* **What to do**
Examine each line of the data. Copy those that contain the string "spectrogram".

* **Data entries**

══════════════════════════════

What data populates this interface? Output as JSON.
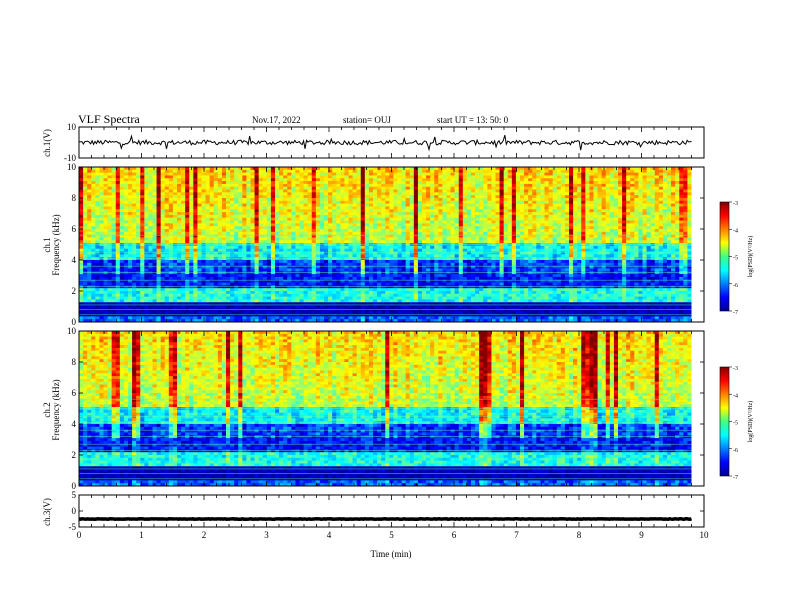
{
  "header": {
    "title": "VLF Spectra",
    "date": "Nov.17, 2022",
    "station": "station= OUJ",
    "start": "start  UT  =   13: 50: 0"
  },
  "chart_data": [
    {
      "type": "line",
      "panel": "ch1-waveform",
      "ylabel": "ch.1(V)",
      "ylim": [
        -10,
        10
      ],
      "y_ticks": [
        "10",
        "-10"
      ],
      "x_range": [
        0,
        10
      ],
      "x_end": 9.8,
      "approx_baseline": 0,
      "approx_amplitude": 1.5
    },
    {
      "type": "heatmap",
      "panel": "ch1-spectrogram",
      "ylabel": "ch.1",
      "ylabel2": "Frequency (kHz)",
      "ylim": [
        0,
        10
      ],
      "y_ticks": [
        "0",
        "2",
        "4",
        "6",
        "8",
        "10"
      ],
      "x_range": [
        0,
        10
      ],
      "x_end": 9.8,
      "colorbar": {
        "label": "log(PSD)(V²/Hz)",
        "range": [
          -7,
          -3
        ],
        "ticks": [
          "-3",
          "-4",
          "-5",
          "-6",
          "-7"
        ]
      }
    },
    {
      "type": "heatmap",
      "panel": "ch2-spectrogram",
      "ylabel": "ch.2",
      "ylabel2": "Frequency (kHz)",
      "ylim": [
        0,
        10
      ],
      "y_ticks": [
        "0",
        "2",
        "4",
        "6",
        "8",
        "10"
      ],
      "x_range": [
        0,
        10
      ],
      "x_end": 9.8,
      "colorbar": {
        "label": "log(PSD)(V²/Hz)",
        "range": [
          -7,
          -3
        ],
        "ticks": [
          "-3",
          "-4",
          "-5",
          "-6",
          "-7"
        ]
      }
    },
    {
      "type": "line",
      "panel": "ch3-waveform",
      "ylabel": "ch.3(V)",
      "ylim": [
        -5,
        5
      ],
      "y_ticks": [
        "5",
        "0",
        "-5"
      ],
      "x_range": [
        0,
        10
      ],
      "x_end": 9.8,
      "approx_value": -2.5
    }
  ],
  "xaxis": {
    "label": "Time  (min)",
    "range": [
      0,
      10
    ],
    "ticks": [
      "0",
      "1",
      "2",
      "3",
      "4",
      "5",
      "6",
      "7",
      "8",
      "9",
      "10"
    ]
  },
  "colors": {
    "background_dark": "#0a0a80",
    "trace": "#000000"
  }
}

══════════════════════════════

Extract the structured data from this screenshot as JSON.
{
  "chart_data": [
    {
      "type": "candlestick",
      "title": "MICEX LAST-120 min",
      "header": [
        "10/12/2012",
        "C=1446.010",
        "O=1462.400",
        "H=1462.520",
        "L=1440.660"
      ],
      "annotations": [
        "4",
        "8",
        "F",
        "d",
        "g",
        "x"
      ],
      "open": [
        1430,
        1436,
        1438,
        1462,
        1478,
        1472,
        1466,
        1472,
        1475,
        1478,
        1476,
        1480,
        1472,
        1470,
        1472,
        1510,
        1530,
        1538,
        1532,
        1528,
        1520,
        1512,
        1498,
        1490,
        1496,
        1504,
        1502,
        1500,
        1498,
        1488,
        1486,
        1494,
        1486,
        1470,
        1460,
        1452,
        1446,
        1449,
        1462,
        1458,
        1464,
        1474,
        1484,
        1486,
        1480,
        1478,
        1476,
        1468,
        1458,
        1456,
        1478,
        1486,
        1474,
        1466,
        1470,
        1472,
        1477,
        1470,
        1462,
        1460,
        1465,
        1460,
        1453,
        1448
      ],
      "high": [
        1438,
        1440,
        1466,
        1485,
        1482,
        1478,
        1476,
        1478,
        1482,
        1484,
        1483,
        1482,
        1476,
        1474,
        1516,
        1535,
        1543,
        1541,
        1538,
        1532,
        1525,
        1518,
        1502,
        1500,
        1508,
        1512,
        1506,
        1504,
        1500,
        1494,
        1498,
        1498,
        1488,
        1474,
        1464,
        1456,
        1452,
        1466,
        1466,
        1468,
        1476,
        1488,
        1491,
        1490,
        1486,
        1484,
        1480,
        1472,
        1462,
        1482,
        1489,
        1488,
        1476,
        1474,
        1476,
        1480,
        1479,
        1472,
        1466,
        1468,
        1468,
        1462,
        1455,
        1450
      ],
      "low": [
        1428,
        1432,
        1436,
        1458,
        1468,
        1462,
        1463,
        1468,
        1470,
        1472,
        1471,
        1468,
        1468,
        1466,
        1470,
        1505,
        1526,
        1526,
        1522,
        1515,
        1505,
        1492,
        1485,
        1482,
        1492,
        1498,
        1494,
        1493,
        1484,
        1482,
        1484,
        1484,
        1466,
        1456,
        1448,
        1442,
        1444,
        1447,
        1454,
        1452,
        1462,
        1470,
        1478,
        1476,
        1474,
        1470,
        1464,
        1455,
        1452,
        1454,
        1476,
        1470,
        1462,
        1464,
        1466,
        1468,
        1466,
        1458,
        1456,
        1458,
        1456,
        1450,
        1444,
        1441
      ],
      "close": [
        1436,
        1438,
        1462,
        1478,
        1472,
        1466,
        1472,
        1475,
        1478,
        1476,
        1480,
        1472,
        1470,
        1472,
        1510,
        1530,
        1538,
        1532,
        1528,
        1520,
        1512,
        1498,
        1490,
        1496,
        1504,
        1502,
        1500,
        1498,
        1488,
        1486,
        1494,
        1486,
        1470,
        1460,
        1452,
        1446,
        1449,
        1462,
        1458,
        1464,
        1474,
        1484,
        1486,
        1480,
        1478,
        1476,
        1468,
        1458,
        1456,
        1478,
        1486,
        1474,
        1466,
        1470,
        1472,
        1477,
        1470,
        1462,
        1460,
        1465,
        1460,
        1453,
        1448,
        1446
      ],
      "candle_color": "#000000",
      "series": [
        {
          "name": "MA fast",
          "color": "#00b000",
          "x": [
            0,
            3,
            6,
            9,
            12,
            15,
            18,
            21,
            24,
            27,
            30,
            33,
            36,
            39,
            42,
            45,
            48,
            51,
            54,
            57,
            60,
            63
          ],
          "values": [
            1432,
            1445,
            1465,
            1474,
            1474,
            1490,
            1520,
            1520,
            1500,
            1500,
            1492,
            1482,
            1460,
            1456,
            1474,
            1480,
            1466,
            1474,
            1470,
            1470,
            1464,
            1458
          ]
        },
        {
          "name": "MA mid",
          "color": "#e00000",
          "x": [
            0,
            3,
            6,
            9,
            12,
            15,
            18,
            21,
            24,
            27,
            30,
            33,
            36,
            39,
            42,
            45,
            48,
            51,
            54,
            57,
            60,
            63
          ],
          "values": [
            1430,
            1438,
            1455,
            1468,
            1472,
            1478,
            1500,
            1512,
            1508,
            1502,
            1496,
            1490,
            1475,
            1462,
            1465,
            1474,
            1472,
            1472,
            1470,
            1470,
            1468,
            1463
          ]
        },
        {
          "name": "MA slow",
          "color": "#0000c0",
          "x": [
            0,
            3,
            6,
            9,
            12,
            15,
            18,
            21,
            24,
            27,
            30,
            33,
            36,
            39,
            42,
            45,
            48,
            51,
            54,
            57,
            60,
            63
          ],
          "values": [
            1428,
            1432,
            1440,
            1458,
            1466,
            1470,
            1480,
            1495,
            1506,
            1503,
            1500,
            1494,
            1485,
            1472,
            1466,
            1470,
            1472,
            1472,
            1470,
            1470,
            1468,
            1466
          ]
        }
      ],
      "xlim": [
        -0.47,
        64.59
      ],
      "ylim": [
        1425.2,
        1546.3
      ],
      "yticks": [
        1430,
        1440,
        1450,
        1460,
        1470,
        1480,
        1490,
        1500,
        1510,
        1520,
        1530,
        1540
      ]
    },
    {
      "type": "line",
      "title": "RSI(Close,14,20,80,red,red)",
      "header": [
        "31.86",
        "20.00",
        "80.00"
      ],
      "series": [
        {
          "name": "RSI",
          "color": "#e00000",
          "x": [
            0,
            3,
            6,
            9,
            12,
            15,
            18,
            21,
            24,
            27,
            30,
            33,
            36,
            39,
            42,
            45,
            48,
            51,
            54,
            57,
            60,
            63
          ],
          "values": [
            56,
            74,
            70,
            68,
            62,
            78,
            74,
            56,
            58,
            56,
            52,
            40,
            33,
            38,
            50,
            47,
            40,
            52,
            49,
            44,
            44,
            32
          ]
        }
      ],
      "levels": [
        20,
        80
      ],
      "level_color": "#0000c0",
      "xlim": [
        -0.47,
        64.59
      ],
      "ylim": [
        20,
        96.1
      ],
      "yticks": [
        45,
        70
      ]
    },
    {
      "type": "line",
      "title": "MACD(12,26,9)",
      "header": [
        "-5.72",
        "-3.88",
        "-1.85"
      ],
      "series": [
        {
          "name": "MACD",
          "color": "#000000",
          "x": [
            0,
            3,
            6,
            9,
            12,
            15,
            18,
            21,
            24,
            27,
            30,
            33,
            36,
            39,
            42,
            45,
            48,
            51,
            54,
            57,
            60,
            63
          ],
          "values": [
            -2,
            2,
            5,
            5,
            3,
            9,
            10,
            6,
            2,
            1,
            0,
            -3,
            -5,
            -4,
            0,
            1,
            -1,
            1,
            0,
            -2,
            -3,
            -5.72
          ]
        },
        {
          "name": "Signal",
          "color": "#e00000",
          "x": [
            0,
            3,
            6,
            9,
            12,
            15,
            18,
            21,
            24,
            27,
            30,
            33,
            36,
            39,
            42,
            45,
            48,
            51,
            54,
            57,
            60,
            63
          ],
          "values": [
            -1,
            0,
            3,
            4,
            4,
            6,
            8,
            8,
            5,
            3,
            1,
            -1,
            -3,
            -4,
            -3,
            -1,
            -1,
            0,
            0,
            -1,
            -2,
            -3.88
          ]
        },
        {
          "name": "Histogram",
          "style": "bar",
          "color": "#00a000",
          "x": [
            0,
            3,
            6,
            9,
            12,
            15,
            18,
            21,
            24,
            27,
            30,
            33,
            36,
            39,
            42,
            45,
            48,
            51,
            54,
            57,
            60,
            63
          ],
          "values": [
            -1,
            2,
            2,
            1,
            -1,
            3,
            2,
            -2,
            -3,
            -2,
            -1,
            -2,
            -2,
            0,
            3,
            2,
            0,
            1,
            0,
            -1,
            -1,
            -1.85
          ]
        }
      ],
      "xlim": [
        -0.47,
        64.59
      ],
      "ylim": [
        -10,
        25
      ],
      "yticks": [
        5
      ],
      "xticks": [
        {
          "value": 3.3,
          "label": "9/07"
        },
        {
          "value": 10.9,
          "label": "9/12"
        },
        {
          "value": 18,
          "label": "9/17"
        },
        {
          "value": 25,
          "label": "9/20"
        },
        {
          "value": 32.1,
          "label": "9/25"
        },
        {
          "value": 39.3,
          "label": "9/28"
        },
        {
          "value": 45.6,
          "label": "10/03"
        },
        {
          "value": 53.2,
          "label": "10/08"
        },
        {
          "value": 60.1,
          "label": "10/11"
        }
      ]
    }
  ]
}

══════════════════════════════

* **Task solution**
      "panel": "ch1-spectrogram",
      "panel": "ch2-spectrogram",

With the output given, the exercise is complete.